%%

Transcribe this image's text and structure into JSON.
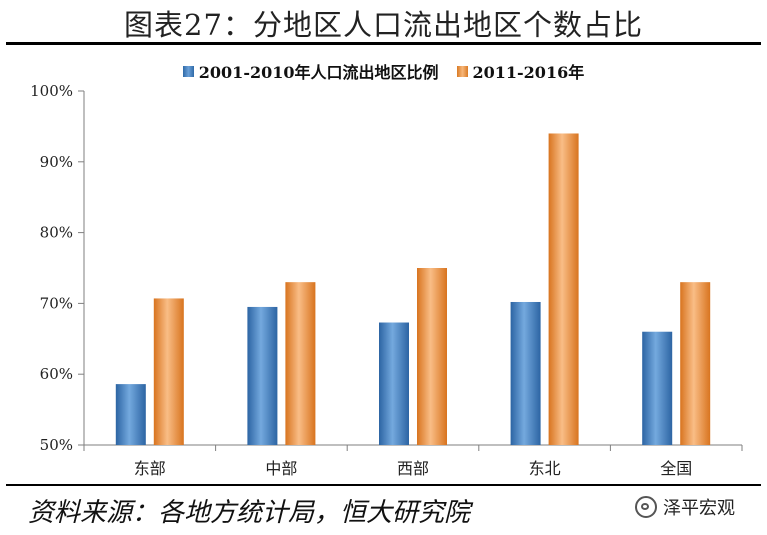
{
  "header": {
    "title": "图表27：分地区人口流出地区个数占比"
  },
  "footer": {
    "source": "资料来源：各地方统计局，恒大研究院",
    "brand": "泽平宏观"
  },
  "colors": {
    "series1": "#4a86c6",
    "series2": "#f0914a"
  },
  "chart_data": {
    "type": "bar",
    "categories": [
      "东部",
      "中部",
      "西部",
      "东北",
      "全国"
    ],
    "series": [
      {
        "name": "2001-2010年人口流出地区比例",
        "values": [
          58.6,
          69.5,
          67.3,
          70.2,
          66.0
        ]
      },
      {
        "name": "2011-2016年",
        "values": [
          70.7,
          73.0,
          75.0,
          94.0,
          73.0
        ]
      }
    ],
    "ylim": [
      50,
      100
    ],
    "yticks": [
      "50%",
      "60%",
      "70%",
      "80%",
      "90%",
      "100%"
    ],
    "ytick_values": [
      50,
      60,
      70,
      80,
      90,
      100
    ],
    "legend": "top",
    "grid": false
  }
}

%%
%%

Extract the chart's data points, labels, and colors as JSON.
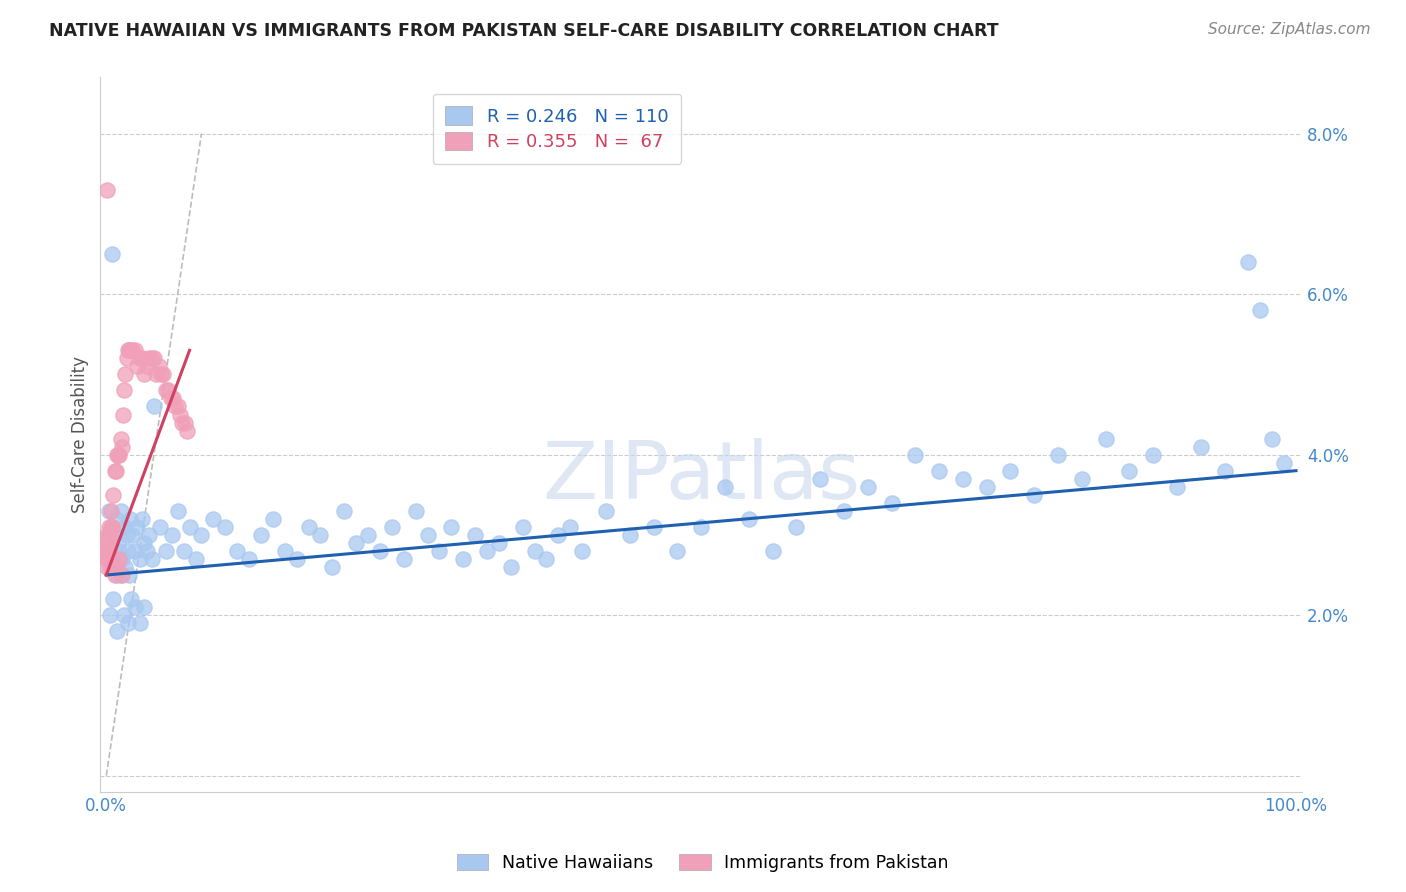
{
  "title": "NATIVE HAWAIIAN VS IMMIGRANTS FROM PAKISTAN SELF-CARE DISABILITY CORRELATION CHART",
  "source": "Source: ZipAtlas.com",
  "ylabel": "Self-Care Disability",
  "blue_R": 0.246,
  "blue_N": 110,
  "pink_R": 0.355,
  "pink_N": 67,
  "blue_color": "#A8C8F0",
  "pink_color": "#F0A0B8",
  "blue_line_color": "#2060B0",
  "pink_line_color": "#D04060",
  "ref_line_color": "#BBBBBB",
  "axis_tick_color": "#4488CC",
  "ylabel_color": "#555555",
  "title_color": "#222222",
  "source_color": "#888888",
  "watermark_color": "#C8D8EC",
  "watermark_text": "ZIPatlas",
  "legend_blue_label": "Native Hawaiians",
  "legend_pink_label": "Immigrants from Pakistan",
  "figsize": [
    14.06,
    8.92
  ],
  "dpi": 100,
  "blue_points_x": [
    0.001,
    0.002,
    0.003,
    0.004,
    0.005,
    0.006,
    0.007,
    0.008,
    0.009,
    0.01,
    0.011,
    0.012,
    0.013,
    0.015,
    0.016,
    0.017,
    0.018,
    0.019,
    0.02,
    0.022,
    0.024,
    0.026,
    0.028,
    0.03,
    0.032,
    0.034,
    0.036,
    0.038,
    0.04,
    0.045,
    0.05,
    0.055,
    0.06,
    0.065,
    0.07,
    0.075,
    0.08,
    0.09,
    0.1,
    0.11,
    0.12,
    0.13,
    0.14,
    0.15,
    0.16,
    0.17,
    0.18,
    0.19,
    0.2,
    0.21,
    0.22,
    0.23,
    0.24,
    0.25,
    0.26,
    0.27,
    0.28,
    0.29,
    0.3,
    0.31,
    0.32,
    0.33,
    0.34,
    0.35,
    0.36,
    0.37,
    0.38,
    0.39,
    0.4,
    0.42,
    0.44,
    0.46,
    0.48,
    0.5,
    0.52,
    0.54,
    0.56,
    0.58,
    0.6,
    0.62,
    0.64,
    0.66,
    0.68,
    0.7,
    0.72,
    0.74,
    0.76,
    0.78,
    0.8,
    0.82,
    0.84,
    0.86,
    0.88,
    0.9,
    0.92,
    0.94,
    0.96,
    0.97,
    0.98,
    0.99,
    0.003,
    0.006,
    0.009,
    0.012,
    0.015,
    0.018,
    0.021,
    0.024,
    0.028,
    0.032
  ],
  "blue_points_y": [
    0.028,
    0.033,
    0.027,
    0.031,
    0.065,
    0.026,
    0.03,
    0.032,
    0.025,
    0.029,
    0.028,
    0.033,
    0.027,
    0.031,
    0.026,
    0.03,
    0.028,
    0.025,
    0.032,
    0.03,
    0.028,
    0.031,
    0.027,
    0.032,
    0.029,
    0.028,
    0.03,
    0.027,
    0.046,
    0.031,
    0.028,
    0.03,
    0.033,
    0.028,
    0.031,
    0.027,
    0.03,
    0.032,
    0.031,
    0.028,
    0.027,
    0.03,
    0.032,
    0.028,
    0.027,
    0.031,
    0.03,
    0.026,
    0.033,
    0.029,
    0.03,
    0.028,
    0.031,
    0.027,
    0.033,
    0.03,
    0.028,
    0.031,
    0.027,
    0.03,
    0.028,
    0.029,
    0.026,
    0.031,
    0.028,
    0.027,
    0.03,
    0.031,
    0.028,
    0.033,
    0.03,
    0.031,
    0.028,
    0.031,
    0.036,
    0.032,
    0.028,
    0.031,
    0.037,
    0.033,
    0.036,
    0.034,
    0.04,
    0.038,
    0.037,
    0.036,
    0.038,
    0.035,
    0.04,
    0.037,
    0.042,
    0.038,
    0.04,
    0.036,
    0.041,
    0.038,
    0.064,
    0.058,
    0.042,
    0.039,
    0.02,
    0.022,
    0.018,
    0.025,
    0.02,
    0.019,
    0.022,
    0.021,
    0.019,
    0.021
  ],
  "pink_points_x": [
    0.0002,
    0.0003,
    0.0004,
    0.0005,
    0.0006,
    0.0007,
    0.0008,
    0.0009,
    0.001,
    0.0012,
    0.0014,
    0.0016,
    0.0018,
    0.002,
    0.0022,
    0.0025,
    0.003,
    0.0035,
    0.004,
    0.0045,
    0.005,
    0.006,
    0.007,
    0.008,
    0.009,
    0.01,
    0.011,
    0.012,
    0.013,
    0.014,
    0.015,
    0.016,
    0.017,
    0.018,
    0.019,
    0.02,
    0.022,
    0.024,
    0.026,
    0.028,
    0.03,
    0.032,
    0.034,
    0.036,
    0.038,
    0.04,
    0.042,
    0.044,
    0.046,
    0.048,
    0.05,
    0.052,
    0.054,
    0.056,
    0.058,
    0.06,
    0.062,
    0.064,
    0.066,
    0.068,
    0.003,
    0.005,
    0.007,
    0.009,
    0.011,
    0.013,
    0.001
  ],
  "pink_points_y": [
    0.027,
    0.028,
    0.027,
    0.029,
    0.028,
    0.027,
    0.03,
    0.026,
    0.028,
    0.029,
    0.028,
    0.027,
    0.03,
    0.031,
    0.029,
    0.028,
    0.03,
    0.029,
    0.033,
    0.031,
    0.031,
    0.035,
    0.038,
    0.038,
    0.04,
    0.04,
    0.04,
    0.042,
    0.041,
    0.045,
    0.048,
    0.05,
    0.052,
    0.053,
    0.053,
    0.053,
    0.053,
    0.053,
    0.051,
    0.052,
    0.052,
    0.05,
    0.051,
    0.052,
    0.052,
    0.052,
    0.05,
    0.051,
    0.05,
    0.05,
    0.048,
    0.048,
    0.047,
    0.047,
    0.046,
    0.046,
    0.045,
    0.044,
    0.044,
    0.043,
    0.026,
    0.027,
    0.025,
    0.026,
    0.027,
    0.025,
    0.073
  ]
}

%%

Select the lines in this material that hold the word "JSON", leaving none out.

» **Exercise solution**:
Transcribe this image's text and structure into JSON.
Extract the chart's data points, labels, and colors as JSON.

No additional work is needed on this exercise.